* _Exercise requirements_: Word for word, retype every entry in the listing.

**** Records supplied

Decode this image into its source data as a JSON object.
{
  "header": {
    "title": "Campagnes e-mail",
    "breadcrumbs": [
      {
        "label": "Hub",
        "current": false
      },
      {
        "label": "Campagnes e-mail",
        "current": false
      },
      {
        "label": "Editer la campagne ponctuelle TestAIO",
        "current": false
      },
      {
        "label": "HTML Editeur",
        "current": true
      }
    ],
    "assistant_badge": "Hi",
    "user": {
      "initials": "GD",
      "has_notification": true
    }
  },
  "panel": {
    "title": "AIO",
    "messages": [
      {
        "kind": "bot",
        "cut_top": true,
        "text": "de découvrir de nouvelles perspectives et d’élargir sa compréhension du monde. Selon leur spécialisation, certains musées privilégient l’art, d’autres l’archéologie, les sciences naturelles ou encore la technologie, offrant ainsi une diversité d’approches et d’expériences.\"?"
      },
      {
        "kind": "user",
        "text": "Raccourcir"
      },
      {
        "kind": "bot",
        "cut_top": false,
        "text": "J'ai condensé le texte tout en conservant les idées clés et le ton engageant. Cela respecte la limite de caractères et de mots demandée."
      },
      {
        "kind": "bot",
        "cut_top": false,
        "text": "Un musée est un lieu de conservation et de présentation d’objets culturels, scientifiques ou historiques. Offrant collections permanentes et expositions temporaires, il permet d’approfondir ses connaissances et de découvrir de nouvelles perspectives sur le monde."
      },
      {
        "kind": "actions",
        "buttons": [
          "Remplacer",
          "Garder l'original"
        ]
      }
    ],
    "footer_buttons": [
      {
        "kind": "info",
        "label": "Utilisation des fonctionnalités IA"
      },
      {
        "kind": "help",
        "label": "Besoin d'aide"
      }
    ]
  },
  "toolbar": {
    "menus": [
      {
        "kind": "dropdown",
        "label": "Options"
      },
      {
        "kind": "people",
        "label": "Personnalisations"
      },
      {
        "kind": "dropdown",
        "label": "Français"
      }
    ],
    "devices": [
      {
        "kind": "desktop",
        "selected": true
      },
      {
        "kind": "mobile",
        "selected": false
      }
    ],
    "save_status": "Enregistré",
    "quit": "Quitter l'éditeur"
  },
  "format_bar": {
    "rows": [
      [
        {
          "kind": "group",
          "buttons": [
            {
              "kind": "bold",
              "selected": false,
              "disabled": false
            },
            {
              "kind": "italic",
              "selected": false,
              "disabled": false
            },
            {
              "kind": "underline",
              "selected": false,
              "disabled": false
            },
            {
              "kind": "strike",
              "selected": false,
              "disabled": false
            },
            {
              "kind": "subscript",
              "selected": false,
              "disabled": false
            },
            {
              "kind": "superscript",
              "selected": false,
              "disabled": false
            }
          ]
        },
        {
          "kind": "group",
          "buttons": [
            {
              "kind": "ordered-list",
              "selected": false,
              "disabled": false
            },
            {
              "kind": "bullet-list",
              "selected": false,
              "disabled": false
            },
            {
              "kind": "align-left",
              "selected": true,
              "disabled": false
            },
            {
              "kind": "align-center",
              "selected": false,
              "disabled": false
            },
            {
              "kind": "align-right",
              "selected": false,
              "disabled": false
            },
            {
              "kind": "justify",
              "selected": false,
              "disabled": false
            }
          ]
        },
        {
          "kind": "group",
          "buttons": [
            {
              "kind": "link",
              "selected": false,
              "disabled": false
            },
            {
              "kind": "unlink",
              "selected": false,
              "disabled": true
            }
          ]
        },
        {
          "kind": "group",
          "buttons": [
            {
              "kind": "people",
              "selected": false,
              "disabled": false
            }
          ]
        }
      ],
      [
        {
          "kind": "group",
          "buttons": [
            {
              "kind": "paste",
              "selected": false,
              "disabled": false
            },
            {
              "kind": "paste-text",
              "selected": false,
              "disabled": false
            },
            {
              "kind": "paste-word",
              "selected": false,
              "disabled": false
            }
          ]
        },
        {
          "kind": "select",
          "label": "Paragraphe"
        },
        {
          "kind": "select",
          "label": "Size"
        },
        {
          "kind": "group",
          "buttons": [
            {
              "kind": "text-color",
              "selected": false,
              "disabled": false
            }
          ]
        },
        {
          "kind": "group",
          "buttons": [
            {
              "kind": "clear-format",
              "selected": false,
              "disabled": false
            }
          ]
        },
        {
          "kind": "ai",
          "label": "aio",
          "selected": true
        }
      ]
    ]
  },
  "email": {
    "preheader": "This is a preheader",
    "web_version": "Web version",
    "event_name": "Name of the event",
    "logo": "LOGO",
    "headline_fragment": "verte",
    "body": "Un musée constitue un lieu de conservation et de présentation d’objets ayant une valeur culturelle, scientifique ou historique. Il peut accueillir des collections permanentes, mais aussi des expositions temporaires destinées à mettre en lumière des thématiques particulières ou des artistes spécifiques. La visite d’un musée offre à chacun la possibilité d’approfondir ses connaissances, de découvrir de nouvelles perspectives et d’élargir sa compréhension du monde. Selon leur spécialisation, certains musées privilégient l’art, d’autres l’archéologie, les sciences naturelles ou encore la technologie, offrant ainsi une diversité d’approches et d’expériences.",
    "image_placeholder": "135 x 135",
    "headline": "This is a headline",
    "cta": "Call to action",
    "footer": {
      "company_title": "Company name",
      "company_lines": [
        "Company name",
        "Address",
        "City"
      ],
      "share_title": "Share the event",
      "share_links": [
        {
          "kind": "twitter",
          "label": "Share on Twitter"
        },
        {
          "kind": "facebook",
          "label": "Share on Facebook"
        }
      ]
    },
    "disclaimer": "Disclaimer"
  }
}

********

* _Output_:
Decode this image into its source data as a JSON object.
{
  "header": {
    "title": "Campagnes e-mail",
    "breadcrumbs": [
      {
        "label": "Hub",
        "current": false
      },
      {
        "label": "Campagnes e-mail",
        "current": false
      },
      {
        "label": "Editer la campagne ponctuelle TestAIO",
        "current": false
      },
      {
        "label": "HTML Editeur",
        "current": true
      }
    ],
    "assistant_badge": "Hi",
    "user": {
      "initials": "GD",
      "has_notification": true
    }
  },
  "panel": {
    "title": "AIO",
    "messages": [
      {
        "kind": "bot",
        "cut_top": true,
        "text": "de découvrir de nouvelles perspectives et d’élargir sa compréhension du monde. Selon leur spécialisation, certains musées privilégient l’art, d’autres l’archéologie, les sciences naturelles ou encore la technologie, offrant ainsi une diversité d’approches et d’expériences.\"?"
      },
      {
        "kind": "user",
        "text": "Raccourcir"
      },
      {
        "kind": "bot",
        "cut_top": false,
        "text": "J'ai condensé le texte tout en conservant les idées clés et le ton engageant. Cela respecte la limite de caractères et de mots demandée."
      },
      {
        "kind": "bot",
        "cut_top": false,
        "text": "Un musée est un lieu de conservation et de présentation d’objets culturels, scientifiques ou historiques. Offrant collections permanentes et expositions temporaires, il permet d’approfondir ses connaissances et de découvrir de nouvelles perspectives sur le monde."
      },
      {
        "kind": "actions",
        "buttons": [
          "Remplacer",
          "Garder l'original"
        ]
      }
    ],
    "footer_buttons": [
      {
        "kind": "info",
        "label": "Utilisation des fonctionnalités IA"
      },
      {
        "kind": "help",
        "label": "Besoin d'aide"
      }
    ]
  },
  "toolbar": {
    "menus": [
      {
        "kind": "dropdown",
        "label": "Options"
      },
      {
        "kind": "people",
        "label": "Personnalisations"
      },
      {
        "kind": "dropdown",
        "label": "Français"
      }
    ],
    "devices": [
      {
        "kind": "desktop",
        "selected": true
      },
      {
        "kind": "mobile",
        "selected": false
      }
    ],
    "save_status": "Enregistré",
    "quit": "Quitter l'éditeur"
  },
  "format_bar": {
    "rows": [
      [
        {
          "kind": "group",
          "buttons": [
            {
              "kind": "bold",
              "selected": false,
              "disabled": false
            },
            {
              "kind": "italic",
              "selected": false,
              "disabled": false
            },
            {
              "kind": "underline",
              "selected": false,
              "disabled": false
            },
            {
              "kind": "strike",
              "selected": false,
              "disabled": false
            },
            {
              "kind": "subscript",
              "selected": false,
              "disabled": false
            },
            {
              "kind": "superscript",
              "selected": false,
              "disabled": false
            }
          ]
        },
        {
          "kind": "group",
          "buttons": [
            {
              "kind": "ordered-list",
              "selected": false,
              "disabled": false
            },
            {
              "kind": "bullet-list",
              "selected": false,
              "disabled": false
            },
            {
              "kind": "align-left",
              "selected": true,
              "disabled": false
            },
            {
              "kind": "align-center",
              "selected": false,
              "disabled": false
            },
            {
              "kind": "align-right",
              "selected": false,
              "disabled": false
            },
            {
              "kind": "justify",
              "selected": false,
              "disabled": false
            }
          ]
        },
        {
          "kind": "group",
          "buttons": [
            {
              "kind": "link",
              "selected": false,
              "disabled": false
            },
            {
              "kind": "unlink",
              "selected": false,
              "disabled": true
            }
          ]
        },
        {
          "kind": "group",
          "buttons": [
            {
              "kind": "people",
              "selected": false,
              "disabled": false
            }
          ]
        }
      ],
      [
        {
          "kind": "group",
          "buttons": [
            {
              "kind": "paste",
              "selected": false,
              "disabled": false
            },
            {
              "kind": "paste-text",
              "selected": false,
              "disabled": false
            },
            {
              "kind": "paste-word",
              "selected": false,
              "disabled": false
            }
          ]
        },
        {
          "kind": "select",
          "label": "Paragraphe"
        },
        {
          "kind": "select",
          "label": "Size"
        },
        {
          "kind": "group",
          "buttons": [
            {
              "kind": "text-color",
              "selected": false,
              "disabled": false
            }
          ]
        },
        {
          "kind": "group",
          "buttons": [
            {
              "kind": "clear-format",
              "selected": false,
              "disabled": false
            }
          ]
        },
        {
          "kind": "ai",
          "label": "aio",
          "selected": true
        }
      ]
    ]
  },
  "email": {
    "preheader": "This is a preheader",
    "web_version": "Web version",
    "event_name": "Name of the event",
    "logo": "LOGO",
    "headline_fragment": "verte",
    "body": "Un musée constitue un lieu de conservation et de présentation d’objets ayant une valeur culturelle, scientifique ou historique. Il peut accueillir des collections permanentes, mais aussi des expositions temporaires destinées à mettre en lumière des thématiques particulières ou des artistes spécifiques. La visite d’un musée offre à chacun la possibilité d’approfondir ses connaissances, de découvrir de nouvelles perspectives et d’élargir sa compréhension du monde. Selon leur spécialisation, certains musées privilégient l’art, d’autres l’archéologie, les sciences naturelles ou encore la technologie, offrant ainsi une diversité d’approches et d’expériences.",
    "image_placeholder": "135 x 135",
    "headline": "This is a headline",
    "cta": "Call to action",
    "footer": {
      "company_title": "Company name",
      "company_lines": [
        "Company name",
        "Address",
        "City"
      ],
      "share_title": "Share the event",
      "share_links": [
        {
          "kind": "twitter",
          "label": "Share on Twitter"
        },
        {
          "kind": "facebook",
          "label": "Share on Facebook"
        }
      ]
    },
    "disclaimer": "Disclaimer"
  }
}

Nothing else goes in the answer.